### TASK TO CARRY OUT
Output every entry exactly as written.

Start of RAW DATA

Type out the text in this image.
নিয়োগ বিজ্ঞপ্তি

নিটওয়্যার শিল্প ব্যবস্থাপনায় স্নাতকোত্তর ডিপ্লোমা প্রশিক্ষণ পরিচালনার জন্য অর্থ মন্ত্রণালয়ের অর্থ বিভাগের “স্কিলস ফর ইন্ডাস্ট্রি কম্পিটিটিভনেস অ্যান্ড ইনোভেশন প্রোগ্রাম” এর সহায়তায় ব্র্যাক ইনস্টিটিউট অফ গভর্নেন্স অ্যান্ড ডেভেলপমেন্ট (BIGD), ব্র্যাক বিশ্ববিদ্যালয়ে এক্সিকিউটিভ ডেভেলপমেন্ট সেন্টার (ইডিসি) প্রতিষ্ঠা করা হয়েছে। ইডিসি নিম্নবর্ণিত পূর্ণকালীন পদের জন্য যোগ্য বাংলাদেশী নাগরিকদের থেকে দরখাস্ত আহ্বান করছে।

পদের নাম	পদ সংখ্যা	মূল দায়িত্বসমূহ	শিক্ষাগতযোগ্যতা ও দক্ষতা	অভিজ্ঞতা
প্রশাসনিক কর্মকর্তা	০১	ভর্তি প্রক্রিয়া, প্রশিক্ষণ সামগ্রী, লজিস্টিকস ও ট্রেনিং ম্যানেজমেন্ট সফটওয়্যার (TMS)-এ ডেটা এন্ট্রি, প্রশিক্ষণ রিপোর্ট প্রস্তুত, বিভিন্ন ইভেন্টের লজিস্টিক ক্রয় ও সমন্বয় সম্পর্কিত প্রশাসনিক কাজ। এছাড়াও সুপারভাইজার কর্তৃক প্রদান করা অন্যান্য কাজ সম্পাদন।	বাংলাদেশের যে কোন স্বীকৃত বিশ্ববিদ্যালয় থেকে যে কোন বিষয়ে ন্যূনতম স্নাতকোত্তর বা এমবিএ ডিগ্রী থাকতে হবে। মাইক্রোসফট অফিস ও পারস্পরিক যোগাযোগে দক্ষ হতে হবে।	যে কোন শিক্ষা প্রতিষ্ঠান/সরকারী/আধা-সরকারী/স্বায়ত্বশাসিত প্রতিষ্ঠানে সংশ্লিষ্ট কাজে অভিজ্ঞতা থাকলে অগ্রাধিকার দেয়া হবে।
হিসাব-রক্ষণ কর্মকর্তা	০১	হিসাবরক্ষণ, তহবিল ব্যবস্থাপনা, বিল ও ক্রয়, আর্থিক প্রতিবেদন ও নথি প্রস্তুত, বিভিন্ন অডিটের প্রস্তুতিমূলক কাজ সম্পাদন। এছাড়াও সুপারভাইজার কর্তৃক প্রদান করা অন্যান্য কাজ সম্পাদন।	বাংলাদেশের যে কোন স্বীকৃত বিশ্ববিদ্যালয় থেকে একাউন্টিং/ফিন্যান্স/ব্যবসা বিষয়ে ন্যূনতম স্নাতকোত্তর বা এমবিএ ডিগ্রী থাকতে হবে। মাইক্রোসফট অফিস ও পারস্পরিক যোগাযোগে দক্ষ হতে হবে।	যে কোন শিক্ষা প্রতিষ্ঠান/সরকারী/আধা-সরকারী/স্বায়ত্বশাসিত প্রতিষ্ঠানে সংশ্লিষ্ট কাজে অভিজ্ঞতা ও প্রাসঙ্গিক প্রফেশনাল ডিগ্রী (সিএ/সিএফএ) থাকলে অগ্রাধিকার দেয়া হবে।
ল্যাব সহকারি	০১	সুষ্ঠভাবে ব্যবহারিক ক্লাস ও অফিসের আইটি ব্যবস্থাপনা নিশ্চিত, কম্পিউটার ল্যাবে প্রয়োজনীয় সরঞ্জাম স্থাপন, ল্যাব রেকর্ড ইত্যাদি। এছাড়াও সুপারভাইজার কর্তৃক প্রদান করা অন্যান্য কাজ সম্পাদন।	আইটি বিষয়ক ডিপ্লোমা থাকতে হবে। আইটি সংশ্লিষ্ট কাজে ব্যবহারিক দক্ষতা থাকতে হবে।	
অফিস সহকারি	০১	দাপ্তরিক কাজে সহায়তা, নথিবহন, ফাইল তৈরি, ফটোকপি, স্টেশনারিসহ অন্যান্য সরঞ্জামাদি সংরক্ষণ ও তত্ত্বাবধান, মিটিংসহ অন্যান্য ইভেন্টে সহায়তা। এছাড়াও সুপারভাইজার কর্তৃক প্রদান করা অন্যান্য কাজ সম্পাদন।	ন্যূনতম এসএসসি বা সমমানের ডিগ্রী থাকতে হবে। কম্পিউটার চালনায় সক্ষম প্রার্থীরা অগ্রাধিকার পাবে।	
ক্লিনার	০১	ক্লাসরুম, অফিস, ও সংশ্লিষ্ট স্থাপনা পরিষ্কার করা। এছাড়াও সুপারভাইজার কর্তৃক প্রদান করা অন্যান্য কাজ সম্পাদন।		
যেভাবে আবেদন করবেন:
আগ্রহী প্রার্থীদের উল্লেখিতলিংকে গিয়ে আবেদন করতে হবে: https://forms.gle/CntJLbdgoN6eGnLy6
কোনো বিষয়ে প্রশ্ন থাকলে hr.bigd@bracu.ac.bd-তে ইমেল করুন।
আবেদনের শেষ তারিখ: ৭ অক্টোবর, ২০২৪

End of RAW DATA

### FINAL RESULT
Type out the text in this image.
নিয়োগ বিজ্ঞপ্তি

নিটওয়্যার শিল্প ব্যবস্থাপনায় স্নাতকোত্তর ডিপ্লোমা প্রশিক্ষণ পরিচালনার জন্য অর্থ মন্ত্রণালয়ের অর্থ বিভাগের “স্কিলস ফর ইন্ডাস্ট্রি কম্পিটিটিভনেস অ্যান্ড ইনোভেশন প্রোগ্রাম” এর সহায়তায় ব্র্যাক ইনস্টিটিউট অফ গভর্নেন্স অ্যান্ড ডেভেলপমেন্ট (BIGD), ব্র্যাক বিশ্ববিদ্যালয়ে এক্সিকিউটিভ ডেভেলপমেন্ট সেন্টার (ইডিসি) প্রতিষ্ঠা করা হয়েছে। ইডিসি নিম্নবর্ণিত পূর্ণকালীন পদের জন্য যোগ্য বাংলাদেশী নাগরিকদের থেকে দরখাস্ত আহ্বান করছে।

পদের নাম	পদ সংখ্যা	মূল দায়িত্বসমূহ	শিক্ষাগতযোগ্যতা ও দক্ষতা	অভিজ্ঞতা
প্রশাসনিক কর্মকর্তা	০১	ভর্তি প্রক্রিয়া, প্রশিক্ষণ সামগ্রী, লজিস্টিকস ও ট্রেনিং ম্যানেজমেন্ট সফটওয়্যার (TMS)-এ ডেটা এন্ট্রি, প্রশিক্ষণ রিপোর্ট প্রস্তুত, বিভিন্ন ইভেন্টের লজিস্টিক ক্রয় ও সমন্বয় সম্পর্কিত প্রশাসনিক কাজ। এছাড়াও সুপারভাইজার কর্তৃক প্রদান করা অন্যান্য কাজ সম্পাদন।	বাংলাদেশের যে কোন স্বীকৃত বিশ্ববিদ্যালয় থেকে যে কোন বিষয়ে ন্যূনতম স্নাতকোত্তর বা এমবিএ ডিগ্রী থাকতে হবে। মাইক্রোসফট অফিস ও পারস্পরিক যোগাযোগে দক্ষ হতে হবে।	যে কোন শিক্ষা প্রতিষ্ঠান/সরকারী/আধা-সরকারী/স্বায়ত্বশাসিত প্রতিষ্ঠানে সংশ্লিষ্ট কাজে অভিজ্ঞতা থাকলে অগ্রাধিকার দেয়া হবে।
হিসাব-রক্ষণ কর্মকর্তা	০১	হিসাবরক্ষণ, তহবিল ব্যবস্থাপনা, বিল ও ক্রয়, আর্থিক প্রতিবেদন ও নথি প্রস্তুত, বিভিন্ন অডিটের প্রস্তুতিমূলক কাজ সম্পাদন। এছাড়াও সুপারভাইজার কর্তৃক প্রদান করা অন্যান্য কাজ সম্পাদন।	বাংলাদেশের যে কোন স্বীকৃত বিশ্ববিদ্যালয় থেকে একাউন্টিং/ফিন্যান্স/ব্যবসা বিষয়ে ন্যূনতম স্নাতকোত্তর বা এমবিএ ডিগ্রী থাকতে হবে। মাইক্রোসফট অফিস ও পারস্পরিক যোগাযোগে দক্ষ হতে হবে।	যে কোন শিক্ষা প্রতিষ্ঠান/সরকারী/আধা-সরকারী/স্বায়ত্বশাসিত প্রতিষ্ঠানে সংশ্লিষ্ট কাজে অভিজ্ঞতা ও প্রাসঙ্গিক প্রফেশনাল ডিগ্রী (সিএ/সিএফএ) থাকলে অগ্রাধিকার দেয়া হবে।
ল্যাব সহকারি	০১	সুষ্ঠভাবে ব্যবহারিক ক্লাস ও অফিসের আইটি ব্যবস্থাপনা নিশ্চিত, কম্পিউটার ল্যাবে প্রয়োজনীয় সরঞ্জাম স্থাপন, ল্যাব রেকর্ড ইত্যাদি। এছাড়াও সুপারভাইজার কর্তৃক প্রদান করা অন্যান্য কাজ সম্পাদন।	আইটি বিষয়ক ডিপ্লোমা থাকতে হবে। আইটি সংশ্লিষ্ট কাজে ব্যবহারিক দক্ষতা থাকতে হবে।	
অফিস সহকারি	০১	দাপ্তরিক কাজে সহায়তা, নথিবহন, ফাইল তৈরি, ফটোকপি, স্টেশনারিসহ অন্যান্য সরঞ্জামাদি সংরক্ষণ ও তত্ত্বাবধান, মিটিংসহ অন্যান্য ইভেন্টে সহায়তা। এছাড়াও সুপারভাইজার কর্তৃক প্রদান করা অন্যান্য কাজ সম্পাদন।	ন্যূনতম এসএসসি বা সমমানের ডিগ্রী থাকতে হবে। কম্পিউটার চালনায় সক্ষম প্রার্থীরা অগ্রাধিকার পাবে।	
ক্লিনার	০১	ক্লাসরুম, অফিস, ও সংশ্লিষ্ট স্থাপনা পরিষ্কার করা। এছাড়াও সুপারভাইজার কর্তৃক প্রদান করা অন্যান্য কাজ সম্পাদন।		
যেভাবে আবেদন করবেন:
আগ্রহী প্রার্থীদের উল্লেখিতলিংকে গিয়ে আবেদন করতে হবে: https://forms.gle/CntJLbdgoN6eGnLy6
কোনো বিষয়ে প্রশ্ন থাকলে hr.bigd@bracu.ac.bd-তে ইমেল করুন।
আবেদনের শেষ তারিখ: ৭ অক্টোবর, ২০২৪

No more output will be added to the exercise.